(Items listed in a dataset)
::::
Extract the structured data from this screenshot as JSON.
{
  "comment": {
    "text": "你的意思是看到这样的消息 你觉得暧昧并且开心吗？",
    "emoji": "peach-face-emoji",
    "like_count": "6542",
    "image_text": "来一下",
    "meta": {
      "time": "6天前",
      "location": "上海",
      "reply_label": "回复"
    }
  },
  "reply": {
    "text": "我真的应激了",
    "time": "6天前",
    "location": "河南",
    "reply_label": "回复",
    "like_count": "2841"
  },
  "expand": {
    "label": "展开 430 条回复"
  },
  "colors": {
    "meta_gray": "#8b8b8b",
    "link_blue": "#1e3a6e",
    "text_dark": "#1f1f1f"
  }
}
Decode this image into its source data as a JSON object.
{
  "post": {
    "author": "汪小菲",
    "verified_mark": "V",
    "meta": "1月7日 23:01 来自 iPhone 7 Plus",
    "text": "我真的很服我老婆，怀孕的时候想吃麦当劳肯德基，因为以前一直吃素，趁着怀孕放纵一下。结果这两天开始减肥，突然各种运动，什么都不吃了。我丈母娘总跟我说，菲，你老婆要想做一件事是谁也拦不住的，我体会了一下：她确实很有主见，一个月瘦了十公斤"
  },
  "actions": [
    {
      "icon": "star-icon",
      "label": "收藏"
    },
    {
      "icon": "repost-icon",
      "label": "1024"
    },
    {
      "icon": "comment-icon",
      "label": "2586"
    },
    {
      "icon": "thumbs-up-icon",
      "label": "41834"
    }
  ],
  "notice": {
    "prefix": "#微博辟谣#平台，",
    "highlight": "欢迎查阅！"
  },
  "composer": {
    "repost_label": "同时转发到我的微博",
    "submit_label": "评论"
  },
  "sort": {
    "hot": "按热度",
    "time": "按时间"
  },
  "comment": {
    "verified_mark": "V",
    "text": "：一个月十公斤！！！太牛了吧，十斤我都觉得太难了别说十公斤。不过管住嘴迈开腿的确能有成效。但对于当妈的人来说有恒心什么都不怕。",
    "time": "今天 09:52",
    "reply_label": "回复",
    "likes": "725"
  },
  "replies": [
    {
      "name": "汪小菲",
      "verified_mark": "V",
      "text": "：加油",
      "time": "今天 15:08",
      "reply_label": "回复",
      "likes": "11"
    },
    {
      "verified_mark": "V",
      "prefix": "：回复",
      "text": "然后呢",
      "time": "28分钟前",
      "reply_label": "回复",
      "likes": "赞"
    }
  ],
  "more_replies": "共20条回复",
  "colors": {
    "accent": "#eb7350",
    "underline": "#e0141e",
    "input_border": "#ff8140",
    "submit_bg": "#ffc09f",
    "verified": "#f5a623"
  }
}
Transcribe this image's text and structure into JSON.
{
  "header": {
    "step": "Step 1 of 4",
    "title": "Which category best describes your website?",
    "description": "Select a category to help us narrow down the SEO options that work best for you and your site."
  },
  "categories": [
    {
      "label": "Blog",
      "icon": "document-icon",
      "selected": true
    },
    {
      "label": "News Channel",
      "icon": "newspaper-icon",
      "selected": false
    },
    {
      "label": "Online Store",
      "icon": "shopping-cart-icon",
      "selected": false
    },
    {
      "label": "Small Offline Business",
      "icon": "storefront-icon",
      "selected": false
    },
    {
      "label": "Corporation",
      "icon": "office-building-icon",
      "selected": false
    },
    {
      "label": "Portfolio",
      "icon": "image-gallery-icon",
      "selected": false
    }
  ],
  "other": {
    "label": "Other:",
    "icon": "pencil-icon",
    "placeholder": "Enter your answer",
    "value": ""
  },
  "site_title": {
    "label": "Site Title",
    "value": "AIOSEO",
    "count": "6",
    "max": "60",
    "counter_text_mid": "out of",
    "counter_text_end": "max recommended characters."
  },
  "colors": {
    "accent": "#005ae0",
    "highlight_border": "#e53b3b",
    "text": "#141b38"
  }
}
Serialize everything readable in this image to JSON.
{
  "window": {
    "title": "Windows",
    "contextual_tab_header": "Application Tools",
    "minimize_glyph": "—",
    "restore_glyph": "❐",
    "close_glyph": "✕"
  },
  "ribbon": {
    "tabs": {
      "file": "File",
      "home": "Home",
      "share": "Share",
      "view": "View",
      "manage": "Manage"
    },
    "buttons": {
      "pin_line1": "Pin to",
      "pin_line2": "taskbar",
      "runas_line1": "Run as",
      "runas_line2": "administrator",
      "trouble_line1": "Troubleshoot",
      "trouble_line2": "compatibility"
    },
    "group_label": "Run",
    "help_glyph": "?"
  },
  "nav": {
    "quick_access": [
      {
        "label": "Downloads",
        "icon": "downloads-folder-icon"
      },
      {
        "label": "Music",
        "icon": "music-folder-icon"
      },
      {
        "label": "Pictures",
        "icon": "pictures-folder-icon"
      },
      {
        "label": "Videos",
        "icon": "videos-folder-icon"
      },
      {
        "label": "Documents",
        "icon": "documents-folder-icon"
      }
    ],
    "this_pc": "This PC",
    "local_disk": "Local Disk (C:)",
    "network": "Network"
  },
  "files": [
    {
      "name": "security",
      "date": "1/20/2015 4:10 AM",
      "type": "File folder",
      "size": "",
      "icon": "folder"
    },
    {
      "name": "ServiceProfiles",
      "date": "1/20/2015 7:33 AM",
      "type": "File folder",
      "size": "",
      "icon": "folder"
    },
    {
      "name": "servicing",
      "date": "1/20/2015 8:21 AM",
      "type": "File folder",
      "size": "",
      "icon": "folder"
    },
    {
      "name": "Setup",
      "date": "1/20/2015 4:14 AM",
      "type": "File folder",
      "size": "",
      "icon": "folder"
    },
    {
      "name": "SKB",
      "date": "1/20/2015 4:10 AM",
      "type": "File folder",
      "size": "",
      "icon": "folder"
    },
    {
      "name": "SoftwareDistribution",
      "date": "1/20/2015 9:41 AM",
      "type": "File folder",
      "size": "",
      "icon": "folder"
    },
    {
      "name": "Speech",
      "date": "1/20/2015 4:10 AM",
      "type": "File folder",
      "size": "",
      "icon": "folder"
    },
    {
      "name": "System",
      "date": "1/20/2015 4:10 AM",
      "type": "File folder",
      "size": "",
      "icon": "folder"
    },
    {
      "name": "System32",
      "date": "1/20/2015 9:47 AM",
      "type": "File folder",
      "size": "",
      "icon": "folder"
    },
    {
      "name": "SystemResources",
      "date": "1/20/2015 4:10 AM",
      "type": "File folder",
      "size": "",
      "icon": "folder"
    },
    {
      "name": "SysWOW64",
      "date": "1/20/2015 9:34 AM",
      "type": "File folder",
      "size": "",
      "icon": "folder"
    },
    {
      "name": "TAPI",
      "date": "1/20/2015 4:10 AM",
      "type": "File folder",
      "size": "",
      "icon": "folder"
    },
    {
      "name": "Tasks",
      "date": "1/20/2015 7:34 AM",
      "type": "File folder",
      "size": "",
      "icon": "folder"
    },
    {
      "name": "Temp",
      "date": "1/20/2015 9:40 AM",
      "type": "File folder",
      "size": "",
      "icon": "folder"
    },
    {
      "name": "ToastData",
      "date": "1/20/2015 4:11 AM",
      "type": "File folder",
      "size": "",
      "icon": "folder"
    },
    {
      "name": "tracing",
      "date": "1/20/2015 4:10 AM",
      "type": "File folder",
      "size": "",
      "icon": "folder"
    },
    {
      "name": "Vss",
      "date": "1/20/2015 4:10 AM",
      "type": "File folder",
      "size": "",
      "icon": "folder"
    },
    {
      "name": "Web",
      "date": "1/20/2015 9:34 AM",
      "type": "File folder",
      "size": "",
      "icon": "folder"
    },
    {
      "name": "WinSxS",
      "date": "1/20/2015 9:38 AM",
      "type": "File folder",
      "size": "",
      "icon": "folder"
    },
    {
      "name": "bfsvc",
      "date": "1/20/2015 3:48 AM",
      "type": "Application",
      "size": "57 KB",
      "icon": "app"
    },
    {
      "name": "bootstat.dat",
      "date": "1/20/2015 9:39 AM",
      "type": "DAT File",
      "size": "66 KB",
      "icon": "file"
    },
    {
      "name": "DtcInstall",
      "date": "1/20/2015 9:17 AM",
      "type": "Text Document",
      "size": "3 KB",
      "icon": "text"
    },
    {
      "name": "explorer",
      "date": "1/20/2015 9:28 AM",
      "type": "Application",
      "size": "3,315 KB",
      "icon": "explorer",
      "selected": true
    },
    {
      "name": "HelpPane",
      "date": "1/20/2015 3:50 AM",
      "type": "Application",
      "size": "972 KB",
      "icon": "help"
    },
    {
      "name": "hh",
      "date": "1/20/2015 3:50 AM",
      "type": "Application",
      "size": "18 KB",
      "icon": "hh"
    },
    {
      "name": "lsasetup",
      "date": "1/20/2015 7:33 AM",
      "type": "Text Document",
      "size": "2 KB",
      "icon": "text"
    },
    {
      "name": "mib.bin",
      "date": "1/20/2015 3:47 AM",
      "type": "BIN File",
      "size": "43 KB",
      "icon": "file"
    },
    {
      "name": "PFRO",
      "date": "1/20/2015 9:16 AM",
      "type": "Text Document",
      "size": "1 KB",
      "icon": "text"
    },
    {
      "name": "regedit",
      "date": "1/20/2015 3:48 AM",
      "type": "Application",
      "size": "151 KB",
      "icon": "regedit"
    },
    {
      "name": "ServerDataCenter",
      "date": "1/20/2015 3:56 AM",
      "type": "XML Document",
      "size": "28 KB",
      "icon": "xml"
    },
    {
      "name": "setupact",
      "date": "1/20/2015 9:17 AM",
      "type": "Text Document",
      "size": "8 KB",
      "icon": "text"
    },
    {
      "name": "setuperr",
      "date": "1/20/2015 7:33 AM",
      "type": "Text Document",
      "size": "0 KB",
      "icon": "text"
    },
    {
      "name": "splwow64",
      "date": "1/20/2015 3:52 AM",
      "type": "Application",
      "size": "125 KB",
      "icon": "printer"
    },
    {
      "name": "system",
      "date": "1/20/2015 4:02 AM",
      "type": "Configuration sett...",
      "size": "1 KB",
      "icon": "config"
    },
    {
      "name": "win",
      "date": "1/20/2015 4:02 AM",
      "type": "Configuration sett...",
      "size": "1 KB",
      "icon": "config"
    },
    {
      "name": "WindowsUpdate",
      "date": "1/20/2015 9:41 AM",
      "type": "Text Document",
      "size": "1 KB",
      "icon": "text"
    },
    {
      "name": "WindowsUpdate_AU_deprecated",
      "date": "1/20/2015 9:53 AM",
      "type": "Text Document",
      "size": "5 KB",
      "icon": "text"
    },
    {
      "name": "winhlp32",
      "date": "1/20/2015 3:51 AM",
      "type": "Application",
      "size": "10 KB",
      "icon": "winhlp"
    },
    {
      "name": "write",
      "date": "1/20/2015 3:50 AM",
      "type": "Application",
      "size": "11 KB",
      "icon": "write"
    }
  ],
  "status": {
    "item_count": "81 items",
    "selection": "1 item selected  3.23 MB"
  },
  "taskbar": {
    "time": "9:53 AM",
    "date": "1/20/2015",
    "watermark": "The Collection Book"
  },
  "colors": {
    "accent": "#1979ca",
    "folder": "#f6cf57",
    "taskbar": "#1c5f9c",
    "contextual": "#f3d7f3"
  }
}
::::
_OBJECTIVE_
List the lines of the entries that include "category".

_WRITTEN RESPONSE_
    "title": "Which category best describes your website?",
    "description": "Select a category to help us narrow down the SEO options that work best for you and your site."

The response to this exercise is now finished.